Reproduce the data below verbatim, from its very first line through the line that contains "x-tick-label: 10:15 — [58, 297, 78, 305]", with both of those lines included.
* start AVAILABLE RECORDS *
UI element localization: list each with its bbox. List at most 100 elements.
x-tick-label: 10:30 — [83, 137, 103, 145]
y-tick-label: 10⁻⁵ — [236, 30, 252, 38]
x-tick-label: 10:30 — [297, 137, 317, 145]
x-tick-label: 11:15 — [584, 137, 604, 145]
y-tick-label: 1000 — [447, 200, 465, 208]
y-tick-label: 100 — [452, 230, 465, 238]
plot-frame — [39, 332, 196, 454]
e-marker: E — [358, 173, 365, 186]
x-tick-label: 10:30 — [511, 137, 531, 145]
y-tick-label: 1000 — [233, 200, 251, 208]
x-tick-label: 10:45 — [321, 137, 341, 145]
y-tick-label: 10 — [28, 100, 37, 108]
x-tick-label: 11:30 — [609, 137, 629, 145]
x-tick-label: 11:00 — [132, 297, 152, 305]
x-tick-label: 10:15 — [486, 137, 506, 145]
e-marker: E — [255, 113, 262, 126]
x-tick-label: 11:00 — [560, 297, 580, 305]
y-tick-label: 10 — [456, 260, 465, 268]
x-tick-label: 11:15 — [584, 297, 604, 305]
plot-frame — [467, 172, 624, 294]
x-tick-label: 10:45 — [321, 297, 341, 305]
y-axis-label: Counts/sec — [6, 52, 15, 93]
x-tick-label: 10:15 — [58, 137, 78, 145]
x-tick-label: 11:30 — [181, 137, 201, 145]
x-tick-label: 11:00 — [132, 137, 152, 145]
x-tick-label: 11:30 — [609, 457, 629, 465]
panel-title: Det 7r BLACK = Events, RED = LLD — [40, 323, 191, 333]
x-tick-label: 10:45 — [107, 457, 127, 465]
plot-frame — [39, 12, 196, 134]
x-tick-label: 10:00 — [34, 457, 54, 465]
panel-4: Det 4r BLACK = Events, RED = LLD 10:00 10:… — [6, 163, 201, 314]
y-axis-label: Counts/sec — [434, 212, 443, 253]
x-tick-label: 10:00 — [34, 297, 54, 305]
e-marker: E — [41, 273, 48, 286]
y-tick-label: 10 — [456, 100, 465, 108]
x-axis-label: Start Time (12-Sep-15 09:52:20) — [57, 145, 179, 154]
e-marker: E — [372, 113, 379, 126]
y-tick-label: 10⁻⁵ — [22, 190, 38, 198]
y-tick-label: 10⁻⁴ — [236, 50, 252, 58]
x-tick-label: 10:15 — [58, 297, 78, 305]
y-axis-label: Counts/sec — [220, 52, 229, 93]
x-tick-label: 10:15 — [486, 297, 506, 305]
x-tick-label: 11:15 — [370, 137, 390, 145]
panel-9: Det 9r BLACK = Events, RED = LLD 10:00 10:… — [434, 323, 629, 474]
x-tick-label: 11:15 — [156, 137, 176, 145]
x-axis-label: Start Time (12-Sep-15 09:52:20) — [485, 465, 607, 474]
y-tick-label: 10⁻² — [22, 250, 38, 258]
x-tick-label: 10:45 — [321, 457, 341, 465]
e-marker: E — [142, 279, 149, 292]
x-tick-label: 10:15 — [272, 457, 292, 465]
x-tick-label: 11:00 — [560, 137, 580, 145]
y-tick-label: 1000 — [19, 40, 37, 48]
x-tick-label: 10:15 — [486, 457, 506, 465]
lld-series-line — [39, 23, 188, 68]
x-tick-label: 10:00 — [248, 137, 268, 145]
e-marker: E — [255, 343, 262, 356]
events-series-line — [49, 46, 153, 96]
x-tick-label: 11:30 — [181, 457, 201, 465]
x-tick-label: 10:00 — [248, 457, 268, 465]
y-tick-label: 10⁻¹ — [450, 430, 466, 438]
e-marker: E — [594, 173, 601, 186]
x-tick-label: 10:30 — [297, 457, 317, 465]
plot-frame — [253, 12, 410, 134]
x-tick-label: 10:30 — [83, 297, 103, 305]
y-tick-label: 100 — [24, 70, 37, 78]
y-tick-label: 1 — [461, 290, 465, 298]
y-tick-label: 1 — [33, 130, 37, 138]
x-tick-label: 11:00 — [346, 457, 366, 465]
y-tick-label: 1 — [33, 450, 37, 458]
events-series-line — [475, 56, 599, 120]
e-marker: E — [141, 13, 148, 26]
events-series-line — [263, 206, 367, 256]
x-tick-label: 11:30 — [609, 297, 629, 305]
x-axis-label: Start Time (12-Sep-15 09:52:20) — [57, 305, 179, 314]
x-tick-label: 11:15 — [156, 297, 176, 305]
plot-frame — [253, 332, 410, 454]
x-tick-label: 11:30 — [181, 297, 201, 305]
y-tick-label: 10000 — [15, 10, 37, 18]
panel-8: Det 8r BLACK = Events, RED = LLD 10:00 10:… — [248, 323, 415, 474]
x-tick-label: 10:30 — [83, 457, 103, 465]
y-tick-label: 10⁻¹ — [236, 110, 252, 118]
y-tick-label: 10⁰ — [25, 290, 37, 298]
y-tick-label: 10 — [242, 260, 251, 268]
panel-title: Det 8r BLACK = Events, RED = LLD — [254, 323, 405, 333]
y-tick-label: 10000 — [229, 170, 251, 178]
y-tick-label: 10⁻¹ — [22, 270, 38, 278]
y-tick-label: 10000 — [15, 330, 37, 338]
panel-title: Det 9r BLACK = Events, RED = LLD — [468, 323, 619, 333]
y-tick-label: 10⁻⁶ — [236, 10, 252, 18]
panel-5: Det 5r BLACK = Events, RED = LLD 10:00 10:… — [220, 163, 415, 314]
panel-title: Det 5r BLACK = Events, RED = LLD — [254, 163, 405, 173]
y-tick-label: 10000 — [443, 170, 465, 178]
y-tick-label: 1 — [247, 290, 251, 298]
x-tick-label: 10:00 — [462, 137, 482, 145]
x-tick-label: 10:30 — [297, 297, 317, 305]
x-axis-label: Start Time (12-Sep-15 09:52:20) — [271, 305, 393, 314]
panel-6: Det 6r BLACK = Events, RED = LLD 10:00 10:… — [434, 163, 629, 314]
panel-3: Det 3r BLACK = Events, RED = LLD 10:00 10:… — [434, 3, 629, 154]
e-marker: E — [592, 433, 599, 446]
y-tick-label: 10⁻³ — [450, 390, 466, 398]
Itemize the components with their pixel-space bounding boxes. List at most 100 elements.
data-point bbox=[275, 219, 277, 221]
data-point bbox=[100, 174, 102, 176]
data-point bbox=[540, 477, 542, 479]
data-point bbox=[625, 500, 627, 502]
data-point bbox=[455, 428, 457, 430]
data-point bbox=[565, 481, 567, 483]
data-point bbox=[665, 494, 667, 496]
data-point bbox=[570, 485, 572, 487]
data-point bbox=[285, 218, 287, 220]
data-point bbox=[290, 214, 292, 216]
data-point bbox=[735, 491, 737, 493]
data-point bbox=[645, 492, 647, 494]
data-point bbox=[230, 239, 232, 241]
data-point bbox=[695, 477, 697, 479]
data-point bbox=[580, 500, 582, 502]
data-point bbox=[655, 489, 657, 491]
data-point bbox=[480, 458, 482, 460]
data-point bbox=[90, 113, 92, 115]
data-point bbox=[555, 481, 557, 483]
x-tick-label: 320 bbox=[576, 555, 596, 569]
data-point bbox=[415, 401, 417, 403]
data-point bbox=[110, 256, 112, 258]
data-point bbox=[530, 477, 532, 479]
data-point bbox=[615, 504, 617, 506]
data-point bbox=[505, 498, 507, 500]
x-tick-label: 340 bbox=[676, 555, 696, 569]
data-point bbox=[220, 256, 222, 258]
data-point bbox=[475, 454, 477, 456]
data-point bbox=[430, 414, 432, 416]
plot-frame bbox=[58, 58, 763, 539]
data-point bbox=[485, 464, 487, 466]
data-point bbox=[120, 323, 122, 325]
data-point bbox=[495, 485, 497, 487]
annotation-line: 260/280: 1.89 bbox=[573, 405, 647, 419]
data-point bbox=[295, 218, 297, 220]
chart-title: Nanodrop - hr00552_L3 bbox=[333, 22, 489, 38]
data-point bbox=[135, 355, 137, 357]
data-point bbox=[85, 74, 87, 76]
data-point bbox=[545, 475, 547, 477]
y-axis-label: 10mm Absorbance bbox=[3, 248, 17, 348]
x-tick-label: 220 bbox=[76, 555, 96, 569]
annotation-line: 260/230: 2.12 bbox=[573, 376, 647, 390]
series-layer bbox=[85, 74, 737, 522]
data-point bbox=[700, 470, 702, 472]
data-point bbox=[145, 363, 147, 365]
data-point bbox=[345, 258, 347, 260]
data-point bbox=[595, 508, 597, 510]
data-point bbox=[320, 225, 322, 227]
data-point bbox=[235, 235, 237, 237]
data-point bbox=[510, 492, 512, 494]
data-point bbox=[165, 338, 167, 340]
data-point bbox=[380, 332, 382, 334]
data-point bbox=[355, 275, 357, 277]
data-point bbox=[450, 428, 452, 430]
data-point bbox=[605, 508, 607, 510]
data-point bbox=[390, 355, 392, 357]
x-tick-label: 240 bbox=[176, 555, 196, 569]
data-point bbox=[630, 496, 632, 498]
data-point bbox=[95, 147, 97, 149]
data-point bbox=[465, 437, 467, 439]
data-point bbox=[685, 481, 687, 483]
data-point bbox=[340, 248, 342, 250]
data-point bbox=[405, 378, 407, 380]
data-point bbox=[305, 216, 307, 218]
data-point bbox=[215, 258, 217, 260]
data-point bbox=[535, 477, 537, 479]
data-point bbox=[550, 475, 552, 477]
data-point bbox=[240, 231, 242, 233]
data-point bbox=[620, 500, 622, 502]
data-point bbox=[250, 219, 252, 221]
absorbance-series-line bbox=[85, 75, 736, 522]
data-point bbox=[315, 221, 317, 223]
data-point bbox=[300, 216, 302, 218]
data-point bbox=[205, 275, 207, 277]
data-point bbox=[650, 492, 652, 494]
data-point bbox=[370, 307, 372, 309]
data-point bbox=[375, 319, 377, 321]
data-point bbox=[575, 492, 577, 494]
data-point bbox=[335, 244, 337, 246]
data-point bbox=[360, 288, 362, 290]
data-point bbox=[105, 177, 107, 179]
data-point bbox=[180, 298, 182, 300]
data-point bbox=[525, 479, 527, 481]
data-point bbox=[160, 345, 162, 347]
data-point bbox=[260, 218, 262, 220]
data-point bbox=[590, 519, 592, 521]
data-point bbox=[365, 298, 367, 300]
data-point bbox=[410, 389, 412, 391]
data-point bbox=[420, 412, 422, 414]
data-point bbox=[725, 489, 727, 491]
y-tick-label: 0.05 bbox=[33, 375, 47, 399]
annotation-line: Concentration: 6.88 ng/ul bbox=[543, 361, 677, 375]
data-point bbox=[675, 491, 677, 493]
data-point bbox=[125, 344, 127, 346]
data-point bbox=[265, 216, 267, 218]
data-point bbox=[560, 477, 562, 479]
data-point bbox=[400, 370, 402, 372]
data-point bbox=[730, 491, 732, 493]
* end AVAILABLE RECORDS *
# ANSWER IN FULL
UI element localization: list each with its bbox. List at most 100 elements.
x-tick-label: 10:30 — [83, 137, 103, 145]
y-tick-label: 10⁻⁵ — [236, 30, 252, 38]
x-tick-label: 10:30 — [297, 137, 317, 145]
x-tick-label: 11:15 — [584, 137, 604, 145]
y-tick-label: 1000 — [447, 200, 465, 208]
y-tick-label: 100 — [452, 230, 465, 238]
plot-frame — [39, 332, 196, 454]
e-marker: E — [358, 173, 365, 186]
x-tick-label: 10:30 — [511, 137, 531, 145]
y-tick-label: 1000 — [233, 200, 251, 208]
x-tick-label: 10:45 — [321, 137, 341, 145]
y-tick-label: 10 — [28, 100, 37, 108]
x-tick-label: 11:30 — [609, 137, 629, 145]
x-tick-label: 11:00 — [132, 297, 152, 305]
x-tick-label: 10:15 — [486, 137, 506, 145]
e-marker: E — [255, 113, 262, 126]
x-tick-label: 11:00 — [560, 297, 580, 305]
y-tick-label: 10 — [456, 260, 465, 268]
x-tick-label: 11:15 — [584, 297, 604, 305]
plot-frame — [467, 172, 624, 294]
x-tick-label: 10:45 — [321, 297, 341, 305]
y-axis-label: Counts/sec — [6, 52, 15, 93]
x-tick-label: 10:15 — [58, 137, 78, 145]
x-tick-label: 11:30 — [181, 137, 201, 145]
x-tick-label: 11:00 — [132, 137, 152, 145]
x-tick-label: 11:30 — [609, 457, 629, 465]
panel-title: Det 7r BLACK = Events, RED = LLD — [40, 323, 191, 333]
x-tick-label: 10:45 — [107, 457, 127, 465]
plot-frame — [39, 12, 196, 134]
x-tick-label: 10:00 — [34, 457, 54, 465]
panel-4: Det 4r BLACK = Events, RED = LLD 10:00 10:… — [6, 163, 201, 314]
y-axis-label: Counts/sec — [434, 212, 443, 253]
x-tick-label: 10:00 — [34, 297, 54, 305]
e-marker: E — [41, 273, 48, 286]
y-tick-label: 10 — [456, 100, 465, 108]
x-axis-label: Start Time (12-Sep-15 09:52:20) — [57, 145, 179, 154]
e-marker: E — [372, 113, 379, 126]
y-tick-label: 10⁻⁵ — [22, 190, 38, 198]
y-tick-label: 10⁻⁴ — [236, 50, 252, 58]
x-tick-label: 10:15 — [58, 297, 78, 305]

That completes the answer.